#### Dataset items
--
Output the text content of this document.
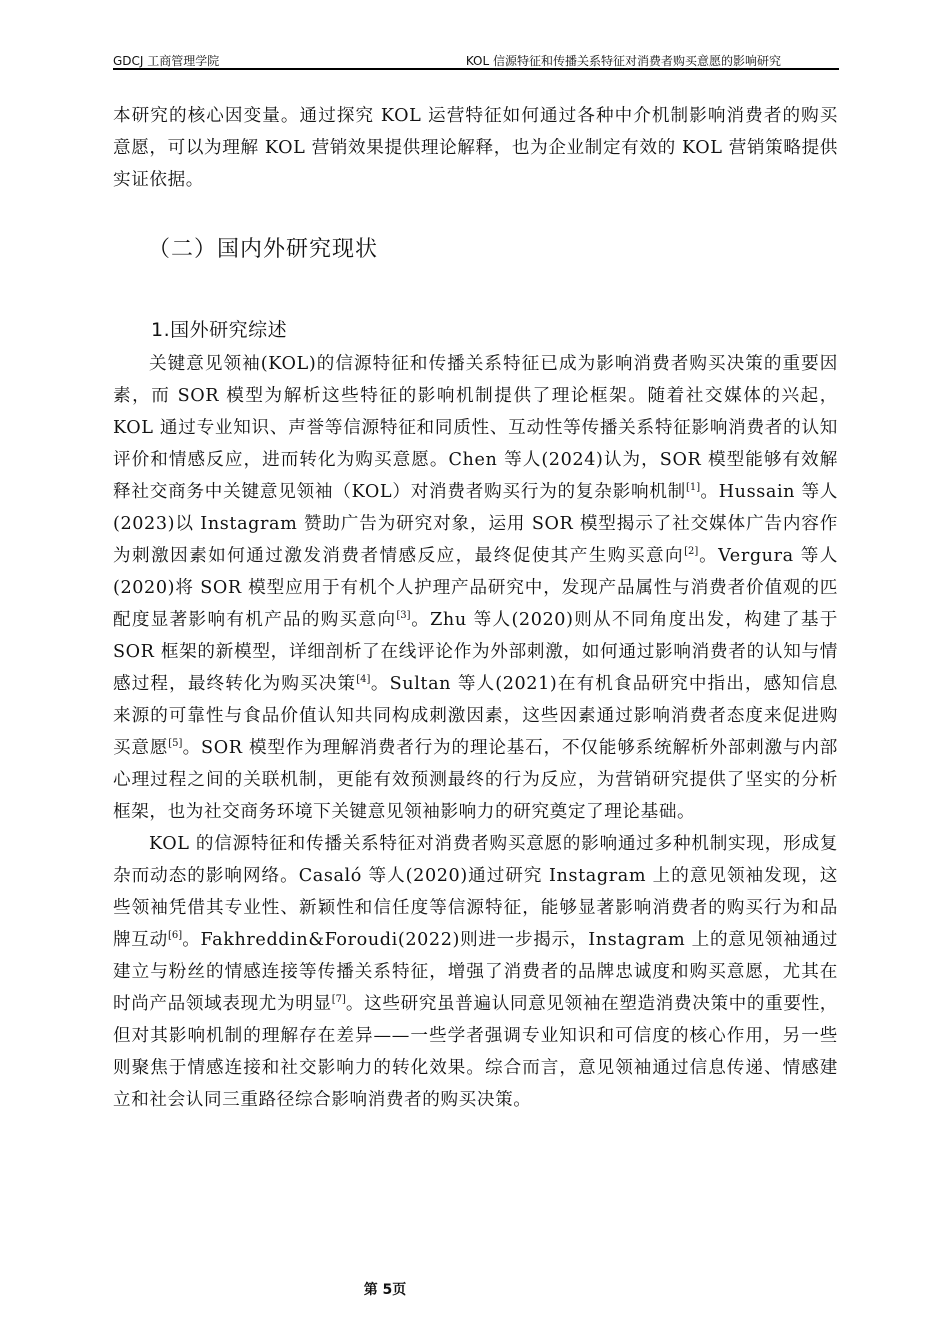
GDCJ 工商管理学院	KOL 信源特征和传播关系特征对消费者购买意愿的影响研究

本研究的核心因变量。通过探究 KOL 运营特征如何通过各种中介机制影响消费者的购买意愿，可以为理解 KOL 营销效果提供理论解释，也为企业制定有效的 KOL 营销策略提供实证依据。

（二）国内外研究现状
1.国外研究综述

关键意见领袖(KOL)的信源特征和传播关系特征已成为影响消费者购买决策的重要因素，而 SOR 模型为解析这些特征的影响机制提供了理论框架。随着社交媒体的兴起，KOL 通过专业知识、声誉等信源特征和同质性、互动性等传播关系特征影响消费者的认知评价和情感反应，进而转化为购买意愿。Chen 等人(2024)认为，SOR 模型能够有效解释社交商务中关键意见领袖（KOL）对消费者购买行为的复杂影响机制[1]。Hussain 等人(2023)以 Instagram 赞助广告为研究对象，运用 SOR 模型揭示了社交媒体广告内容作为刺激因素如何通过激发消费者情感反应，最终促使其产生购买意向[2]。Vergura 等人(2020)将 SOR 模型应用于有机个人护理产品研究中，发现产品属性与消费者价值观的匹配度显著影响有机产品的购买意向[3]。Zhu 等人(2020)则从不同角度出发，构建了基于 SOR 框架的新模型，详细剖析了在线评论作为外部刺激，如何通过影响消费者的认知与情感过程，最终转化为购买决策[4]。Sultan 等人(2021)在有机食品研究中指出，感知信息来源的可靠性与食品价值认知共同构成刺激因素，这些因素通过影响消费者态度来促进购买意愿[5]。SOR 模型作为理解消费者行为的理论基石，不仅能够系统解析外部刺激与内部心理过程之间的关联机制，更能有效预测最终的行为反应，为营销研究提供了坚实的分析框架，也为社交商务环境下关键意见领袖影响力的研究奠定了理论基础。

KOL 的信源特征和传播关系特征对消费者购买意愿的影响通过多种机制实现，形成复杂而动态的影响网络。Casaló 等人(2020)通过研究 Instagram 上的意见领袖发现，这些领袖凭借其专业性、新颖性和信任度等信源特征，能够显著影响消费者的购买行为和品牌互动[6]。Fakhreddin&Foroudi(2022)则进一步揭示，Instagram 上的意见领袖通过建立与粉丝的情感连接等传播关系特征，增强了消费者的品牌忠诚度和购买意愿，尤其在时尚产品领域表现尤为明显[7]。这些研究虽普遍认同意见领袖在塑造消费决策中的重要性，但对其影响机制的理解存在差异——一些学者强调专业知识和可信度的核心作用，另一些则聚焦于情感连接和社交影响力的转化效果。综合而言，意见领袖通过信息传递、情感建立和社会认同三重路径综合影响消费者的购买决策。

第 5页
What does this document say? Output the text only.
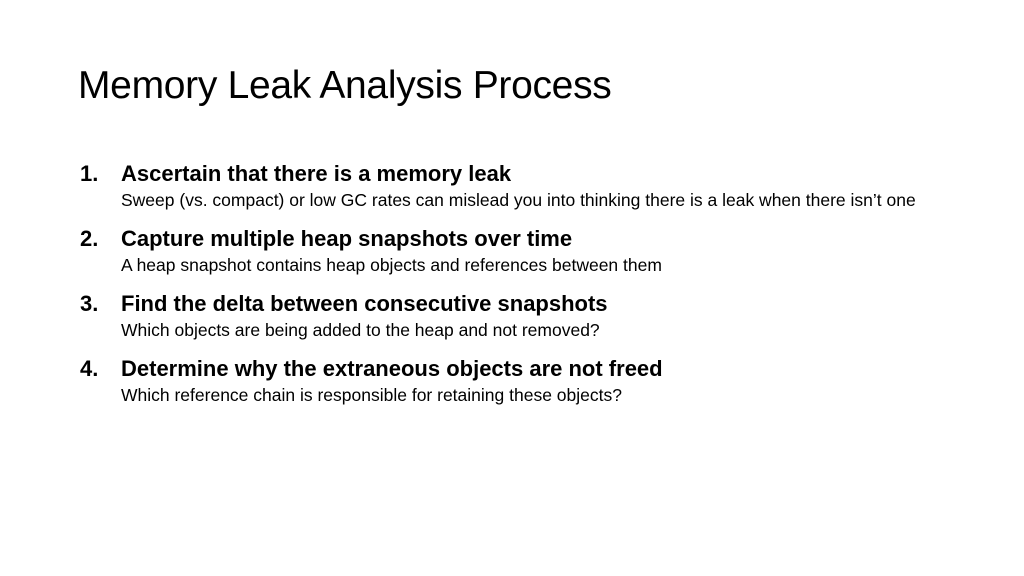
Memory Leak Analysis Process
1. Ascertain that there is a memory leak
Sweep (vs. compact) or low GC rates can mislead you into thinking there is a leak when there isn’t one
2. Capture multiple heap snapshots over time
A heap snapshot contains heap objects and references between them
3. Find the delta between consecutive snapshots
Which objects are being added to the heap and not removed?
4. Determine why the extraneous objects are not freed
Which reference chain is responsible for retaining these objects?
--
#### Do this
Every line of text is to be repeated exactly; pictures are left out.

#### Solution for this task
Output the text content of this document.
GDCJ 工商管理学院	KOL 信源特征和传播关系特征对消费者购买意愿的影响研究

本研究的核心因变量。通过探究 KOL 运营特征如何通过各种中介机制影响消费者的购买意愿，可以为理解 KOL 营销效果提供理论解释，也为企业制定有效的 KOL 营销策略提供实证依据。

（二）国内外研究现状
1.国外研究综述

关键意见领袖(KOL)的信源特征和传播关系特征已成为影响消费者购买决策的重要因素，而 SOR 模型为解析这些特征的影响机制提供了理论框架。随着社交媒体的兴起，KOL 通过专业知识、声誉等信源特征和同质性、互动性等传播关系特征影响消费者的认知评价和情感反应，进而转化为购买意愿。Chen 等人(2024)认为，SOR 模型能够有效解释社交商务中关键意见领袖（KOL）对消费者购买行为的复杂影响机制[1]。Hussain 等人(2023)以 Instagram 赞助广告为研究对象，运用 SOR 模型揭示了社交媒体广告内容作为刺激因素如何通过激发消费者情感反应，最终促使其产生购买意向[2]。Vergura 等人(2020)将 SOR 模型应用于有机个人护理产品研究中，发现产品属性与消费者价值观的匹配度显著影响有机产品的购买意向[3]。Zhu 等人(2020)则从不同角度出发，构建了基于 SOR 框架的新模型，详细剖析了在线评论作为外部刺激，如何通过影响消费者的认知与情感过程，最终转化为购买决策[4]。Sultan 等人(2021)在有机食品研究中指出，感知信息来源的可靠性与食品价值认知共同构成刺激因素，这些因素通过影响消费者态度来促进购买意愿[5]。SOR 模型作为理解消费者行为的理论基石，不仅能够系统解析外部刺激与内部心理过程之间的关联机制，更能有效预测最终的行为反应，为营销研究提供了坚实的分析框架，也为社交商务环境下关键意见领袖影响力的研究奠定了理论基础。

KOL 的信源特征和传播关系特征对消费者购买意愿的影响通过多种机制实现，形成复杂而动态的影响网络。Casaló 等人(2020)通过研究 Instagram 上的意见领袖发现，这些领袖凭借其专业性、新颖性和信任度等信源特征，能够显著影响消费者的购买行为和品牌互动[6]。Fakhreddin&Foroudi(2022)则进一步揭示，Instagram 上的意见领袖通过建立与粉丝的情感连接等传播关系特征，增强了消费者的品牌忠诚度和购买意愿，尤其在时尚产品领域表现尤为明显[7]。这些研究虽普遍认同意见领袖在塑造消费决策中的重要性，但对其影响机制的理解存在差异——一些学者强调专业知识和可信度的核心作用，另一些则聚焦于情感连接和社交影响力的转化效果。综合而言，意见领袖通过信息传递、情感建立和社会认同三重路径综合影响消费者的购买决策。

第 5页
What does this document say? Output the text only.
Memory Leak Analysis Process
1. Ascertain that there is a memory leak
Sweep (vs. compact) or low GC rates can mislead you into thinking there is a leak when there isn’t one
2. Capture multiple heap snapshots over time
A heap snapshot contains heap objects and references between them
3. Find the delta between consecutive snapshots
Which objects are being added to the heap and not removed?
4. Determine why the extraneous objects are not freed
Which reference chain is responsible for retaining these objects?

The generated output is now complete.